▸ MATERIAL PROVIDED:
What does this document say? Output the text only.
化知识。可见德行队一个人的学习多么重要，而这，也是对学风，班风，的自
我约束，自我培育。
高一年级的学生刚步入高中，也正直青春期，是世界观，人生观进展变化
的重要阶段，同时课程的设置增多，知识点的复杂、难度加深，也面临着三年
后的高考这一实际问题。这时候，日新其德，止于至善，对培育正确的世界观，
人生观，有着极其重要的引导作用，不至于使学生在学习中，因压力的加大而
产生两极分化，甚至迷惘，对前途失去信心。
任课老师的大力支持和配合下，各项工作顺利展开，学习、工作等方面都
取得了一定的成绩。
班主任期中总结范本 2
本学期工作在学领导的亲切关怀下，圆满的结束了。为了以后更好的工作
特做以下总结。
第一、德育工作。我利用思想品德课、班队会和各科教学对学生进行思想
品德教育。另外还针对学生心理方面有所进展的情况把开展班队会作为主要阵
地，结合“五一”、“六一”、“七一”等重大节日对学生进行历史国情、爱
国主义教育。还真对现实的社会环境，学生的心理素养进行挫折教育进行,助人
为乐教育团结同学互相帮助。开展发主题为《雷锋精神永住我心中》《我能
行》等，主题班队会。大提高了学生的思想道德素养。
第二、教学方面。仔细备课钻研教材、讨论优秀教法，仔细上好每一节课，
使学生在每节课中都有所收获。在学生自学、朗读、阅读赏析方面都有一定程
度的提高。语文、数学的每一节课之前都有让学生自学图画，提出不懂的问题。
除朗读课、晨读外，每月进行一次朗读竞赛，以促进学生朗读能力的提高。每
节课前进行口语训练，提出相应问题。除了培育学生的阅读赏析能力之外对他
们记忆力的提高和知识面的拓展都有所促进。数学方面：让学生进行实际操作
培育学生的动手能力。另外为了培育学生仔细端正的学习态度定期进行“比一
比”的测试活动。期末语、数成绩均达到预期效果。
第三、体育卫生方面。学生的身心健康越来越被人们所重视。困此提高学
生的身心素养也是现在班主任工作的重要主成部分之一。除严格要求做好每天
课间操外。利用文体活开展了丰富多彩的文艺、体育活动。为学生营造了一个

▸ GOAL:
Please reproduce all of the entries exactly as they stand.

▸ RESPONSE:
What does this document say? Output the text only.
化知识。可见德行队一个人的学习多么重要，而这，也是对学风，班风，的自
我约束，自我培育。
高一年级的学生刚步入高中，也正直青春期，是世界观，人生观进展变化
的重要阶段，同时课程的设置增多，知识点的复杂、难度加深，也面临着三年
后的高考这一实际问题。这时候，日新其德，止于至善，对培育正确的世界观，
人生观，有着极其重要的引导作用，不至于使学生在学习中，因压力的加大而
产生两极分化，甚至迷惘，对前途失去信心。
任课老师的大力支持和配合下，各项工作顺利展开，学习、工作等方面都
取得了一定的成绩。
班主任期中总结范本 2
本学期工作在学领导的亲切关怀下，圆满的结束了。为了以后更好的工作
特做以下总结。
第一、德育工作。我利用思想品德课、班队会和各科教学对学生进行思想
品德教育。另外还针对学生心理方面有所进展的情况把开展班队会作为主要阵
地，结合“五一”、“六一”、“七一”等重大节日对学生进行历史国情、爱
国主义教育。还真对现实的社会环境，学生的心理素养进行挫折教育进行,助人
为乐教育团结同学互相帮助。开展发主题为《雷锋精神永住我心中》《我能
行》等，主题班队会。大提高了学生的思想道德素养。
第二、教学方面。仔细备课钻研教材、讨论优秀教法，仔细上好每一节课，
使学生在每节课中都有所收获。在学生自学、朗读、阅读赏析方面都有一定程
度的提高。语文、数学的每一节课之前都有让学生自学图画，提出不懂的问题。
除朗读课、晨读外，每月进行一次朗读竞赛，以促进学生朗读能力的提高。每
节课前进行口语训练，提出相应问题。除了培育学生的阅读赏析能力之外对他
们记忆力的提高和知识面的拓展都有所促进。数学方面：让学生进行实际操作
培育学生的动手能力。另外为了培育学生仔细端正的学习态度定期进行“比一
比”的测试活动。期末语、数成绩均达到预期效果。
第三、体育卫生方面。学生的身心健康越来越被人们所重视。困此提高学
生的身心素养也是现在班主任工作的重要主成部分之一。除严格要求做好每天
课间操外。利用文体活开展了丰富多彩的文艺、体育活动。为学生营造了一个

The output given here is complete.